(Dataset excerpts)
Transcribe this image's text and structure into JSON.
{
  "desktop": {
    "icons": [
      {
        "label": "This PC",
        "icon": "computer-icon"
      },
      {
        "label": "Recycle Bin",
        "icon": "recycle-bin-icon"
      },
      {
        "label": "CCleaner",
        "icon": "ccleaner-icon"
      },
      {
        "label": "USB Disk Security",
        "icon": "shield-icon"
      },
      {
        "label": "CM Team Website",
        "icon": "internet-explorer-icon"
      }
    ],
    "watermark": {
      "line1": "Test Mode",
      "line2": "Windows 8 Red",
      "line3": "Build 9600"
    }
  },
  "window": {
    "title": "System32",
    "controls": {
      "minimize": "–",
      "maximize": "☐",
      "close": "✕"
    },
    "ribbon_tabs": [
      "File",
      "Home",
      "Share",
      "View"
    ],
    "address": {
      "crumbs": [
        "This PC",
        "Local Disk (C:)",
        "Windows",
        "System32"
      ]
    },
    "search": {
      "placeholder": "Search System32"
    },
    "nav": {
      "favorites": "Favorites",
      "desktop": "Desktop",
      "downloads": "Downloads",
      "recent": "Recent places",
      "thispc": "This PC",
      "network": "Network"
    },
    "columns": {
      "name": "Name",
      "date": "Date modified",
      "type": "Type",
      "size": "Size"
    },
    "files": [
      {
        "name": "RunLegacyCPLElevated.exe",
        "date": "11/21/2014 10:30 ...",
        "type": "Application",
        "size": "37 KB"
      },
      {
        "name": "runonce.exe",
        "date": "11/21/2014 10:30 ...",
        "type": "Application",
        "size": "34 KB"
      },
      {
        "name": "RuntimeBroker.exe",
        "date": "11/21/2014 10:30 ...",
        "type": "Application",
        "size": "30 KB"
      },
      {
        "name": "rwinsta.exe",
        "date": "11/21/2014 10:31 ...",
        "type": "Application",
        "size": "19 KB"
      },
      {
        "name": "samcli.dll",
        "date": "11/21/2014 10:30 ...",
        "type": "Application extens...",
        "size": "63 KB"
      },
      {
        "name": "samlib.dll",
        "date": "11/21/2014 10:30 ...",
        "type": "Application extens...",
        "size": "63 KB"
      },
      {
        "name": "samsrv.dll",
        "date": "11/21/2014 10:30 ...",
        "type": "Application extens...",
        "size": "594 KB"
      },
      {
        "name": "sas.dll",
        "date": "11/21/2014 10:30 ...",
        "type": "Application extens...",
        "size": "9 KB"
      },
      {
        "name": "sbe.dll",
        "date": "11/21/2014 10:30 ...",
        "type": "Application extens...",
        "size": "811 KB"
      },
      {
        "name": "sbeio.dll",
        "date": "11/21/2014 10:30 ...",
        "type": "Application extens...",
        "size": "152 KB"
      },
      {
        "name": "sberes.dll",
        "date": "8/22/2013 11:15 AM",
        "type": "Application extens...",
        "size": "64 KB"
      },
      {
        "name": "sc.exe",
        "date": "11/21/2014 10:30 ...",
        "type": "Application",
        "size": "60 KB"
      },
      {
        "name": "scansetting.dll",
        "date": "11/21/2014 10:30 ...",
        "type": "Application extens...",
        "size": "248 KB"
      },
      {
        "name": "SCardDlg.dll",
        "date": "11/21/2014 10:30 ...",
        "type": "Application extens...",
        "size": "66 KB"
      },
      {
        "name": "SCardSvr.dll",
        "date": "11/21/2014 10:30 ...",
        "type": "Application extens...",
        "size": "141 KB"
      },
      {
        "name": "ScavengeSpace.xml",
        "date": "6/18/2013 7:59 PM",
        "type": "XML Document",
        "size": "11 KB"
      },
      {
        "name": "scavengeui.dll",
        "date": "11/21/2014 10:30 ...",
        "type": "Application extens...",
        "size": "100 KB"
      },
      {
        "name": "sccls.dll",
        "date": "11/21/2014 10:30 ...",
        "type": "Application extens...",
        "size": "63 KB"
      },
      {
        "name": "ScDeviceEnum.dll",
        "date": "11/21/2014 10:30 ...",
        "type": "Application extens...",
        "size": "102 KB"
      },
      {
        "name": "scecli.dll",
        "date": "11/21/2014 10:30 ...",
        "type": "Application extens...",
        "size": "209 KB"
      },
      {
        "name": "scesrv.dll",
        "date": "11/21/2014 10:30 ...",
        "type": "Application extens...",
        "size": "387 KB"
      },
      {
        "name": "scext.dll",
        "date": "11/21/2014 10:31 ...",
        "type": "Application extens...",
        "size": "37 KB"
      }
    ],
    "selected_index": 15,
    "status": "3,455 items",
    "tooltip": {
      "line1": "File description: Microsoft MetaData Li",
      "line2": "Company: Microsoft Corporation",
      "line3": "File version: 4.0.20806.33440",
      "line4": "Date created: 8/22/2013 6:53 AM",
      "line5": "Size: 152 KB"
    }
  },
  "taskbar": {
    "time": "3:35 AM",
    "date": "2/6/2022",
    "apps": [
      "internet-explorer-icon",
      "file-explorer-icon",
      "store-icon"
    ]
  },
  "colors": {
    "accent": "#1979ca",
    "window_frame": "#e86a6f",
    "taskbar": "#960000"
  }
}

◆ REQUIREMENTS: Retype each record exactly, leaving nothing out.

◆ SOLUTION TO THE EXERCISE:
Transcribe this image's text and structure into JSON.
{
  "desktop": {
    "icons": [
      {
        "label": "This PC",
        "icon": "computer-icon"
      },
      {
        "label": "Recycle Bin",
        "icon": "recycle-bin-icon"
      },
      {
        "label": "CCleaner",
        "icon": "ccleaner-icon"
      },
      {
        "label": "USB Disk Security",
        "icon": "shield-icon"
      },
      {
        "label": "CM Team Website",
        "icon": "internet-explorer-icon"
      }
    ],
    "watermark": {
      "line1": "Test Mode",
      "line2": "Windows 8 Red",
      "line3": "Build 9600"
    }
  },
  "window": {
    "title": "System32",
    "controls": {
      "minimize": "–",
      "maximize": "☐",
      "close": "✕"
    },
    "ribbon_tabs": [
      "File",
      "Home",
      "Share",
      "View"
    ],
    "address": {
      "crumbs": [
        "This PC",
        "Local Disk (C:)",
        "Windows",
        "System32"
      ]
    },
    "search": {
      "placeholder": "Search System32"
    },
    "nav": {
      "favorites": "Favorites",
      "desktop": "Desktop",
      "downloads": "Downloads",
      "recent": "Recent places",
      "thispc": "This PC",
      "network": "Network"
    },
    "columns": {
      "name": "Name",
      "date": "Date modified",
      "type": "Type",
      "size": "Size"
    },
    "files": [
      {
        "name": "RunLegacyCPLElevated.exe",
        "date": "11/21/2014 10:30 ...",
        "type": "Application",
        "size": "37 KB"
      },
      {
        "name": "runonce.exe",
        "date": "11/21/2014 10:30 ...",
        "type": "Application",
        "size": "34 KB"
      },
      {
        "name": "RuntimeBroker.exe",
        "date": "11/21/2014 10:30 ...",
        "type": "Application",
        "size": "30 KB"
      },
      {
        "name": "rwinsta.exe",
        "date": "11/21/2014 10:31 ...",
        "type": "Application",
        "size": "19 KB"
      },
      {
        "name": "samcli.dll",
        "date": "11/21/2014 10:30 ...",
        "type": "Application extens...",
        "size": "63 KB"
      },
      {
        "name": "samlib.dll",
        "date": "11/21/2014 10:30 ...",
        "type": "Application extens...",
        "size": "63 KB"
      },
      {
        "name": "samsrv.dll",
        "date": "11/21/2014 10:30 ...",
        "type": "Application extens...",
        "size": "594 KB"
      },
      {
        "name": "sas.dll",
        "date": "11/21/2014 10:30 ...",
        "type": "Application extens...",
        "size": "9 KB"
      },
      {
        "name": "sbe.dll",
        "date": "11/21/2014 10:30 ...",
        "type": "Application extens...",
        "size": "811 KB"
      },
      {
        "name": "sbeio.dll",
        "date": "11/21/2014 10:30 ...",
        "type": "Application extens...",
        "size": "152 KB"
      },
      {
        "name": "sberes.dll",
        "date": "8/22/2013 11:15 AM",
        "type": "Application extens...",
        "size": "64 KB"
      },
      {
        "name": "sc.exe",
        "date": "11/21/2014 10:30 ...",
        "type": "Application",
        "size": "60 KB"
      },
      {
        "name": "scansetting.dll",
        "date": "11/21/2014 10:30 ...",
        "type": "Application extens...",
        "size": "248 KB"
      },
      {
        "name": "SCardDlg.dll",
        "date": "11/21/2014 10:30 ...",
        "type": "Application extens...",
        "size": "66 KB"
      },
      {
        "name": "SCardSvr.dll",
        "date": "11/21/2014 10:30 ...",
        "type": "Application extens...",
        "size": "141 KB"
      },
      {
        "name": "ScavengeSpace.xml",
        "date": "6/18/2013 7:59 PM",
        "type": "XML Document",
        "size": "11 KB"
      },
      {
        "name": "scavengeui.dll",
        "date": "11/21/2014 10:30 ...",
        "type": "Application extens...",
        "size": "100 KB"
      },
      {
        "name": "sccls.dll",
        "date": "11/21/2014 10:30 ...",
        "type": "Application extens...",
        "size": "63 KB"
      },
      {
        "name": "ScDeviceEnum.dll",
        "date": "11/21/2014 10:30 ...",
        "type": "Application extens...",
        "size": "102 KB"
      },
      {
        "name": "scecli.dll",
        "date": "11/21/2014 10:30 ...",
        "type": "Application extens...",
        "size": "209 KB"
      },
      {
        "name": "scesrv.dll",
        "date": "11/21/2014 10:30 ...",
        "type": "Application extens...",
        "size": "387 KB"
      },
      {
        "name": "scext.dll",
        "date": "11/21/2014 10:31 ...",
        "type": "Application extens...",
        "size": "37 KB"
      }
    ],
    "selected_index": 15,
    "status": "3,455 items",
    "tooltip": {
      "line1": "File description: Microsoft MetaData Li",
      "line2": "Company: Microsoft Corporation",
      "line3": "File version: 4.0.20806.33440",
      "line4": "Date created: 8/22/2013 6:53 AM",
      "line5": "Size: 152 KB"
    }
  },
  "taskbar": {
    "time": "3:35 AM",
    "date": "2/6/2022",
    "apps": [
      "internet-explorer-icon",
      "file-explorer-icon",
      "store-icon"
    ]
  },
  "colors": {
    "accent": "#1979ca",
    "window_frame": "#e86a6f",
    "taskbar": "#960000"
  }
}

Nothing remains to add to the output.